BEGIN EXERCISE MATERIALS

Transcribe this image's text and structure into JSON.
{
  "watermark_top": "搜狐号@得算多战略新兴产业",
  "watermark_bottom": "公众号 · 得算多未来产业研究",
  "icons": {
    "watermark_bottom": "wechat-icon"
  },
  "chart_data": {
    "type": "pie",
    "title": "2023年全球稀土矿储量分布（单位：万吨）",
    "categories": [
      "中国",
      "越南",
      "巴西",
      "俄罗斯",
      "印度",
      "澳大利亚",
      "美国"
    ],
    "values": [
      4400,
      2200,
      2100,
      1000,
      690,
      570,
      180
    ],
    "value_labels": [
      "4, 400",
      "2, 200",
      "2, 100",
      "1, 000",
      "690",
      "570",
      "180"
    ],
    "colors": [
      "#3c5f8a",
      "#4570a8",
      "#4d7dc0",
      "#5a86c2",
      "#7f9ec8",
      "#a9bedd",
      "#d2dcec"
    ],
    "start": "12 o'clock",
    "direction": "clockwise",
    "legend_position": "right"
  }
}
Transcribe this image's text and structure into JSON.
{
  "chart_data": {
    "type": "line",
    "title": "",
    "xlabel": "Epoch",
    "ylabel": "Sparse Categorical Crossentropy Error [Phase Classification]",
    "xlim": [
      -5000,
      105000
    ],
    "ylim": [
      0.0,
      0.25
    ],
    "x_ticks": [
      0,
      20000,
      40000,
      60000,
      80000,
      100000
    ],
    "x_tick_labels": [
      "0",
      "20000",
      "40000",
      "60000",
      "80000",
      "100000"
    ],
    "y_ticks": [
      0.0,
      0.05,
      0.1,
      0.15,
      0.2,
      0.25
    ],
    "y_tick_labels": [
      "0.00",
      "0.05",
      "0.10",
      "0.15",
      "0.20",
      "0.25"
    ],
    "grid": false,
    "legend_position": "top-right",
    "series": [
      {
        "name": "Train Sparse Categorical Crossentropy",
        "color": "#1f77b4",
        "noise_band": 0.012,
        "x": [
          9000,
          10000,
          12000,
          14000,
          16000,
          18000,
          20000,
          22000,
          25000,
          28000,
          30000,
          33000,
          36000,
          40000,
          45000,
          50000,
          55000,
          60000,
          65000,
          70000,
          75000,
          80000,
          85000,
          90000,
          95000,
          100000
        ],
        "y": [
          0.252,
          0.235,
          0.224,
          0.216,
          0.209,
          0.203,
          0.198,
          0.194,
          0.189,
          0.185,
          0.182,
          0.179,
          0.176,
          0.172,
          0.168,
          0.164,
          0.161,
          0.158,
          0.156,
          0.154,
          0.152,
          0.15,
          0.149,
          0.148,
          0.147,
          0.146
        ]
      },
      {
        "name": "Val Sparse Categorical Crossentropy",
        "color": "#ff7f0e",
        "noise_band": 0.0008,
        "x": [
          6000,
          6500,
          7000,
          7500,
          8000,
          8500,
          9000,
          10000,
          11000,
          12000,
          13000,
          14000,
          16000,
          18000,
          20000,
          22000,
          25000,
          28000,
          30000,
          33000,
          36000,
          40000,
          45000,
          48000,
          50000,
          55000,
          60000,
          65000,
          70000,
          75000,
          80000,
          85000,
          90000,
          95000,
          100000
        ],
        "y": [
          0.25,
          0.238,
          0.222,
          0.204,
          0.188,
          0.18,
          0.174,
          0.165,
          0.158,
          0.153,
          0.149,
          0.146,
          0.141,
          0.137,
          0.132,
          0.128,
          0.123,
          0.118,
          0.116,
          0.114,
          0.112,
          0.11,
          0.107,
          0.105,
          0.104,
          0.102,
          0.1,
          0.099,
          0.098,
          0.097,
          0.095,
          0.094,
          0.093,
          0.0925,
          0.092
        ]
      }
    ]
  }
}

END EXERCISE MATERIALS

__THE TASK__: Nothing should be changed: write out all of the data as is.

__THE OUTPUT__:
Transcribe this image's text and structure into JSON.
{
  "watermark_top": "搜狐号@得算多战略新兴产业",
  "watermark_bottom": "公众号 · 得算多未来产业研究",
  "icons": {
    "watermark_bottom": "wechat-icon"
  },
  "chart_data": {
    "type": "pie",
    "title": "2023年全球稀土矿储量分布（单位：万吨）",
    "categories": [
      "中国",
      "越南",
      "巴西",
      "俄罗斯",
      "印度",
      "澳大利亚",
      "美国"
    ],
    "values": [
      4400,
      2200,
      2100,
      1000,
      690,
      570,
      180
    ],
    "value_labels": [
      "4, 400",
      "2, 200",
      "2, 100",
      "1, 000",
      "690",
      "570",
      "180"
    ],
    "colors": [
      "#3c5f8a",
      "#4570a8",
      "#4d7dc0",
      "#5a86c2",
      "#7f9ec8",
      "#a9bedd",
      "#d2dcec"
    ],
    "start": "12 o'clock",
    "direction": "clockwise",
    "legend_position": "right"
  }
}
Transcribe this image's text and structure into JSON.
{
  "chart_data": {
    "type": "line",
    "title": "",
    "xlabel": "Epoch",
    "ylabel": "Sparse Categorical Crossentropy Error [Phase Classification]",
    "xlim": [
      -5000,
      105000
    ],
    "ylim": [
      0.0,
      0.25
    ],
    "x_ticks": [
      0,
      20000,
      40000,
      60000,
      80000,
      100000
    ],
    "x_tick_labels": [
      "0",
      "20000",
      "40000",
      "60000",
      "80000",
      "100000"
    ],
    "y_ticks": [
      0.0,
      0.05,
      0.1,
      0.15,
      0.2,
      0.25
    ],
    "y_tick_labels": [
      "0.00",
      "0.05",
      "0.10",
      "0.15",
      "0.20",
      "0.25"
    ],
    "grid": false,
    "legend_position": "top-right",
    "series": [
      {
        "name": "Train Sparse Categorical Crossentropy",
        "color": "#1f77b4",
        "noise_band": 0.012,
        "x": [
          9000,
          10000,
          12000,
          14000,
          16000,
          18000,
          20000,
          22000,
          25000,
          28000,
          30000,
          33000,
          36000,
          40000,
          45000,
          50000,
          55000,
          60000,
          65000,
          70000,
          75000,
          80000,
          85000,
          90000,
          95000,
          100000
        ],
        "y": [
          0.252,
          0.235,
          0.224,
          0.216,
          0.209,
          0.203,
          0.198,
          0.194,
          0.189,
          0.185,
          0.182,
          0.179,
          0.176,
          0.172,
          0.168,
          0.164,
          0.161,
          0.158,
          0.156,
          0.154,
          0.152,
          0.15,
          0.149,
          0.148,
          0.147,
          0.146
        ]
      },
      {
        "name": "Val Sparse Categorical Crossentropy",
        "color": "#ff7f0e",
        "noise_band": 0.0008,
        "x": [
          6000,
          6500,
          7000,
          7500,
          8000,
          8500,
          9000,
          10000,
          11000,
          12000,
          13000,
          14000,
          16000,
          18000,
          20000,
          22000,
          25000,
          28000,
          30000,
          33000,
          36000,
          40000,
          45000,
          48000,
          50000,
          55000,
          60000,
          65000,
          70000,
          75000,
          80000,
          85000,
          90000,
          95000,
          100000
        ],
        "y": [
          0.25,
          0.238,
          0.222,
          0.204,
          0.188,
          0.18,
          0.174,
          0.165,
          0.158,
          0.153,
          0.149,
          0.146,
          0.141,
          0.137,
          0.132,
          0.128,
          0.123,
          0.118,
          0.116,
          0.114,
          0.112,
          0.11,
          0.107,
          0.105,
          0.104,
          0.102,
          0.1,
          0.099,
          0.098,
          0.097,
          0.095,
          0.094,
          0.093,
          0.0925,
          0.092
        ]
      }
    ]
  }
}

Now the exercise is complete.